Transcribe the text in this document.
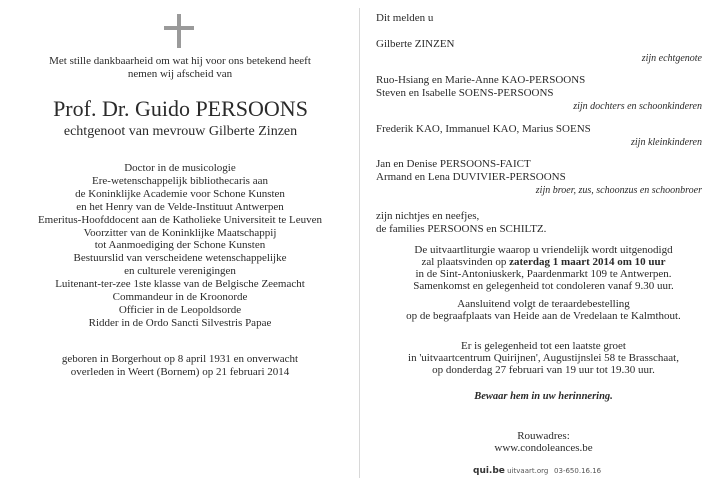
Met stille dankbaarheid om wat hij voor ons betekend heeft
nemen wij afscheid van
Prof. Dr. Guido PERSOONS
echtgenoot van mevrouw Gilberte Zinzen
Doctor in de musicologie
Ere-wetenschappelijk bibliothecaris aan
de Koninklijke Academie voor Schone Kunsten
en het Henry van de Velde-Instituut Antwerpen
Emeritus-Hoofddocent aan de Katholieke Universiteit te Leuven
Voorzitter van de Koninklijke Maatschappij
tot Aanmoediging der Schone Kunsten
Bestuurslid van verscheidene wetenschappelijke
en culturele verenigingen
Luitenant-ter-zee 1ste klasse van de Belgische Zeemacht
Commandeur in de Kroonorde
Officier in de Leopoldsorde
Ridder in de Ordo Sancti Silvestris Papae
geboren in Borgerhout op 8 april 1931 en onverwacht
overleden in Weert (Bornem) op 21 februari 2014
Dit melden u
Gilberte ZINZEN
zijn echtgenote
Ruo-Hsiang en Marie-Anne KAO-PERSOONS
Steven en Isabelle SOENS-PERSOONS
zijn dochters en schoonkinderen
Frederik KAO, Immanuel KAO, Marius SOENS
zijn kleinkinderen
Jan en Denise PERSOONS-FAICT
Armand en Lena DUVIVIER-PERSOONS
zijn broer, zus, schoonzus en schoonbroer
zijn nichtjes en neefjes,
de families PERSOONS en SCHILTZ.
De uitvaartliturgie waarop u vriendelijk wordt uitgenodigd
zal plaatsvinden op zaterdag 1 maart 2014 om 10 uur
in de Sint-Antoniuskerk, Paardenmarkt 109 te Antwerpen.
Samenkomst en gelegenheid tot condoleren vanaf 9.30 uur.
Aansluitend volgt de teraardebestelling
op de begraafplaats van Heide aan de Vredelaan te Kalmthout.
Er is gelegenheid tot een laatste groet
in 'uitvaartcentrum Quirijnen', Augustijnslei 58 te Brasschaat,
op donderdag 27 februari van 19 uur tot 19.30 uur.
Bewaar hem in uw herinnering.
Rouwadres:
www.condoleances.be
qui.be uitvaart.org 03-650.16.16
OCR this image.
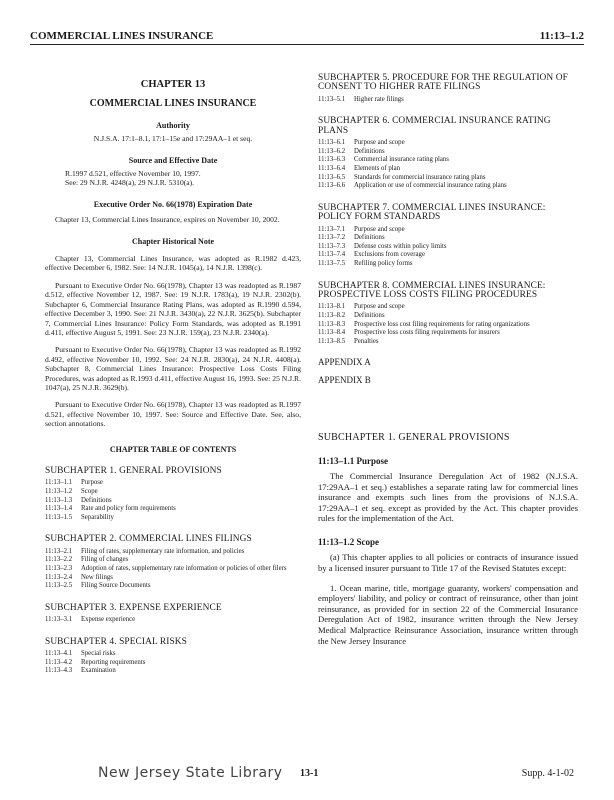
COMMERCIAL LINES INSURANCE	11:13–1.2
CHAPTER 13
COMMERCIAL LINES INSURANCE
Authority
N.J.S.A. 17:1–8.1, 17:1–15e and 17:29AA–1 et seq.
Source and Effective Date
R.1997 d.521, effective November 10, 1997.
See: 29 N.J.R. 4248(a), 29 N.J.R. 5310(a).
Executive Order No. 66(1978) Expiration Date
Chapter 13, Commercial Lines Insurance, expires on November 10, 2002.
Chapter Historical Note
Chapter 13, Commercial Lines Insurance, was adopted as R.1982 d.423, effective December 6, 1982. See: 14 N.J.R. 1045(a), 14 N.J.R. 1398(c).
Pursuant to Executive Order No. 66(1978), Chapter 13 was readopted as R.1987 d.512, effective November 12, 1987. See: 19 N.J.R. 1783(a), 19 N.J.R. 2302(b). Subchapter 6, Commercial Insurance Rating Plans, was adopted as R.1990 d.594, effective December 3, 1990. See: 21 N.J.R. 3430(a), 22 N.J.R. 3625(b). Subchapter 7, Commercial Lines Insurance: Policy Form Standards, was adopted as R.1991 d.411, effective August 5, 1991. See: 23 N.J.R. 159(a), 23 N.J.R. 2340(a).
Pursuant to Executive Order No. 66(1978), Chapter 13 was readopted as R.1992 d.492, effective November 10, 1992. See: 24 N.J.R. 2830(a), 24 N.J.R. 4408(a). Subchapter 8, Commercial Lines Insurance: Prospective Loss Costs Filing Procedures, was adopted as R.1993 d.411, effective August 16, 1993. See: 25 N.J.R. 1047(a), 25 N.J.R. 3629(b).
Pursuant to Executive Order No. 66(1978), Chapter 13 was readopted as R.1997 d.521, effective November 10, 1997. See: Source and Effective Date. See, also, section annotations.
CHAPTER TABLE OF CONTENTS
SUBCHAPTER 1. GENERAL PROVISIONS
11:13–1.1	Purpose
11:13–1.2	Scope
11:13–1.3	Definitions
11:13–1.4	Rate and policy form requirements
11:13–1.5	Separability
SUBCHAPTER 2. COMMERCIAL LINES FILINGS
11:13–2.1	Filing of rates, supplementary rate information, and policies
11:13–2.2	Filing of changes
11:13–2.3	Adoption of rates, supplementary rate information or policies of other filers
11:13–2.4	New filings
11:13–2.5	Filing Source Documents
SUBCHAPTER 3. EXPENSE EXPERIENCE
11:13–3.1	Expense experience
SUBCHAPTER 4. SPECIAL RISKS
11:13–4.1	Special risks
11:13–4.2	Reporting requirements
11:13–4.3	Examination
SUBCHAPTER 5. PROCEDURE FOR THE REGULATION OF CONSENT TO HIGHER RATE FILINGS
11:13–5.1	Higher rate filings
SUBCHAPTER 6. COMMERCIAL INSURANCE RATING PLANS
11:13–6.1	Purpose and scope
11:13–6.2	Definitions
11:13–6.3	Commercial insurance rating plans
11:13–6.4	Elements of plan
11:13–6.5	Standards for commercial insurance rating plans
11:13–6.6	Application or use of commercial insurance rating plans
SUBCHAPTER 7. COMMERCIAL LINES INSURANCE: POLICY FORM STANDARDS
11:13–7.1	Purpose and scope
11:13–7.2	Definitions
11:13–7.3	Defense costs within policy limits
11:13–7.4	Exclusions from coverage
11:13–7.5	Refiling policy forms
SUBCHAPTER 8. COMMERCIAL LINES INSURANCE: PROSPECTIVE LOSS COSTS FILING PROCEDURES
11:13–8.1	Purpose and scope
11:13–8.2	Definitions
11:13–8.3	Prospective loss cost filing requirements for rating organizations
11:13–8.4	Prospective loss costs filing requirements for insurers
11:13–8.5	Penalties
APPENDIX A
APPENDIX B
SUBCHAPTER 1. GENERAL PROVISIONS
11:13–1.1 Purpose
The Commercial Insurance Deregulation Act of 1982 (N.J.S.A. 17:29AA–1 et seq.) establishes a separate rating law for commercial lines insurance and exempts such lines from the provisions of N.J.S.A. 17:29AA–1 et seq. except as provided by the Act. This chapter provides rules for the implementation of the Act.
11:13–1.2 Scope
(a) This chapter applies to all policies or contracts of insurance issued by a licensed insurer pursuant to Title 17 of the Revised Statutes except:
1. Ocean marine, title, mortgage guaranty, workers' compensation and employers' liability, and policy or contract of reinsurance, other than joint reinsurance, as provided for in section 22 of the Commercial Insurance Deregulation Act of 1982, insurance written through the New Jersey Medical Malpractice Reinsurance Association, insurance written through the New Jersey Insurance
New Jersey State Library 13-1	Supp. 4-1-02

•••••

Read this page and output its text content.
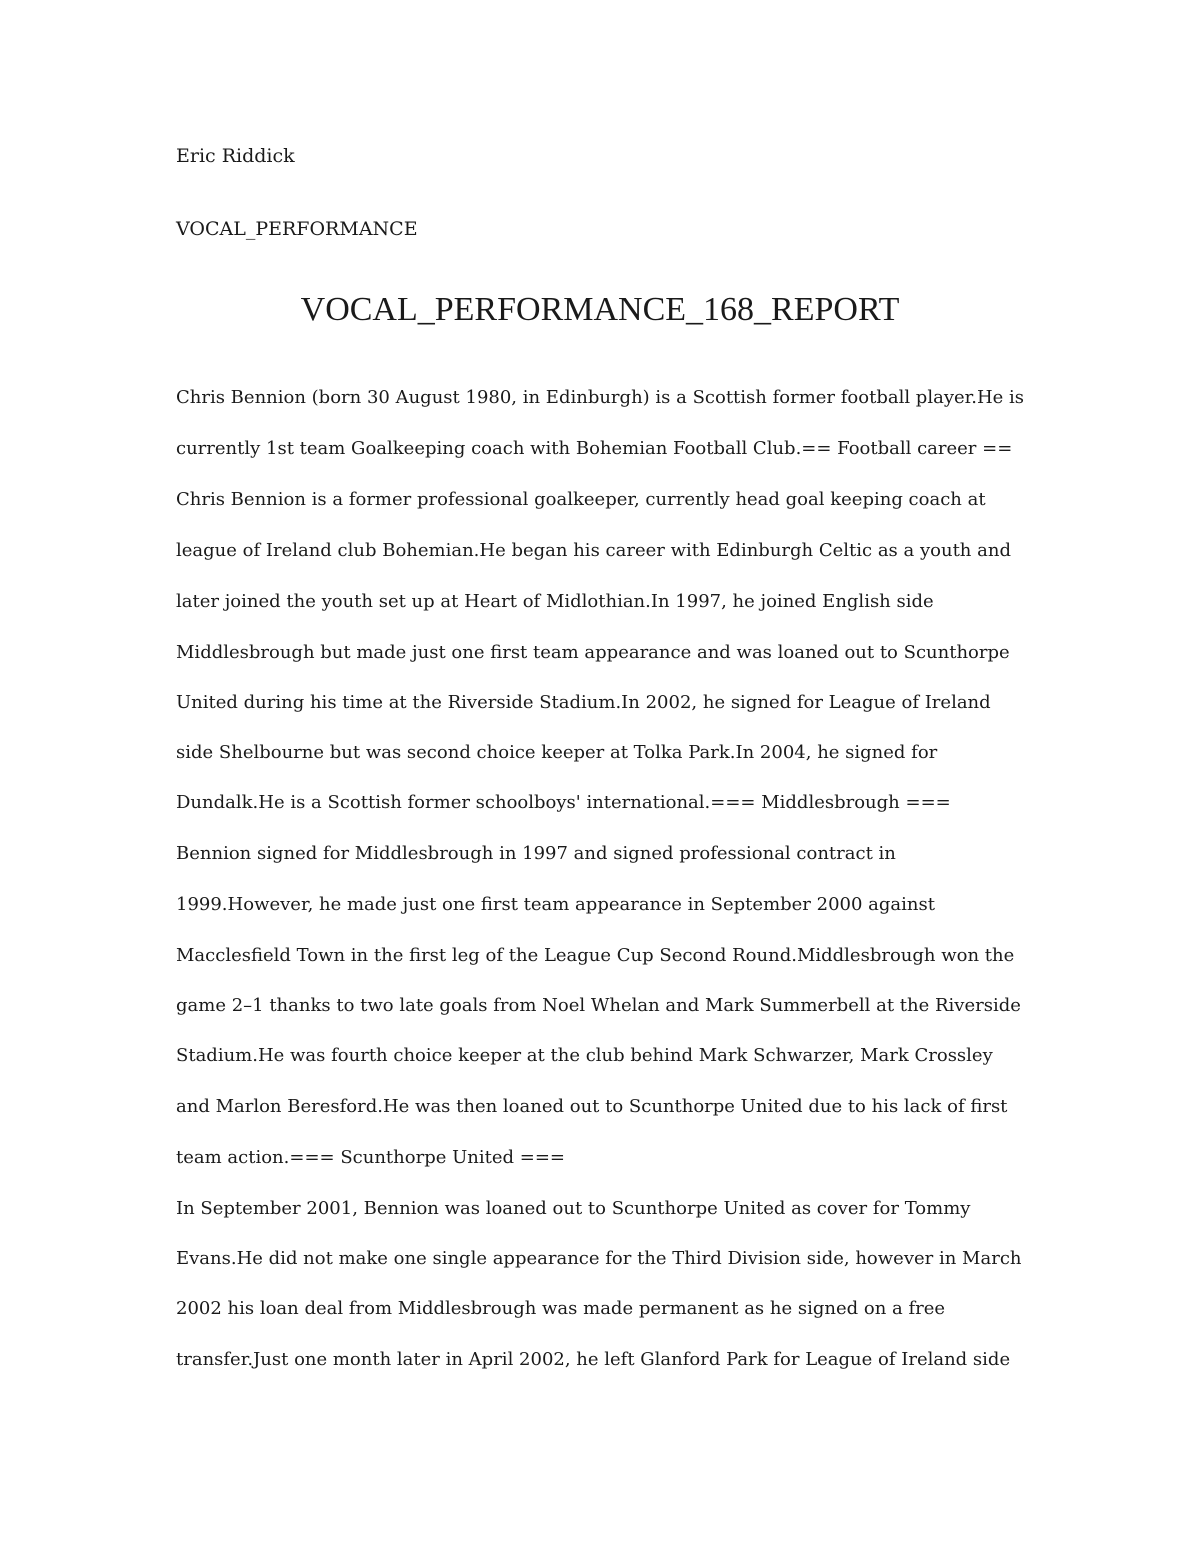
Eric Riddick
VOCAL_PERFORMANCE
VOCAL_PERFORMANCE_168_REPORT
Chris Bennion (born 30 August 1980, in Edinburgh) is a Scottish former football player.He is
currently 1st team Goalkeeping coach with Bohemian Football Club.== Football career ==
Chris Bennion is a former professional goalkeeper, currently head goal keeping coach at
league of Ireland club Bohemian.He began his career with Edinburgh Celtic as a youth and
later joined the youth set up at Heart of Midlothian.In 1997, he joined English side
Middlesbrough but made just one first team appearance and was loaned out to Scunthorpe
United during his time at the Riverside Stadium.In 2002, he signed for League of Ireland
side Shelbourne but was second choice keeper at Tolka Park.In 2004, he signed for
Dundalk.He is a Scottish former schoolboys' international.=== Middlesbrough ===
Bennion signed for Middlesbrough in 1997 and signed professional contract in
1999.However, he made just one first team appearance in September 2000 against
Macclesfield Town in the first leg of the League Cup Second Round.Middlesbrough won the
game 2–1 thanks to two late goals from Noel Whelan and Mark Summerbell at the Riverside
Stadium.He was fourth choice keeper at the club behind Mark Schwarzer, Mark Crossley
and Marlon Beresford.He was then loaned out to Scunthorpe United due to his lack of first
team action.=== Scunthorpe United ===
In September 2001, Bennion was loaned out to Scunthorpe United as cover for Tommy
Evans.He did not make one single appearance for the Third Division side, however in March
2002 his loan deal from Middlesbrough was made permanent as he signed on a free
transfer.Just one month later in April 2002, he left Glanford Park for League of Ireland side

•••••

State the count of lines holding the string "other" in the listing above, and nothing else.

● Task answer: 2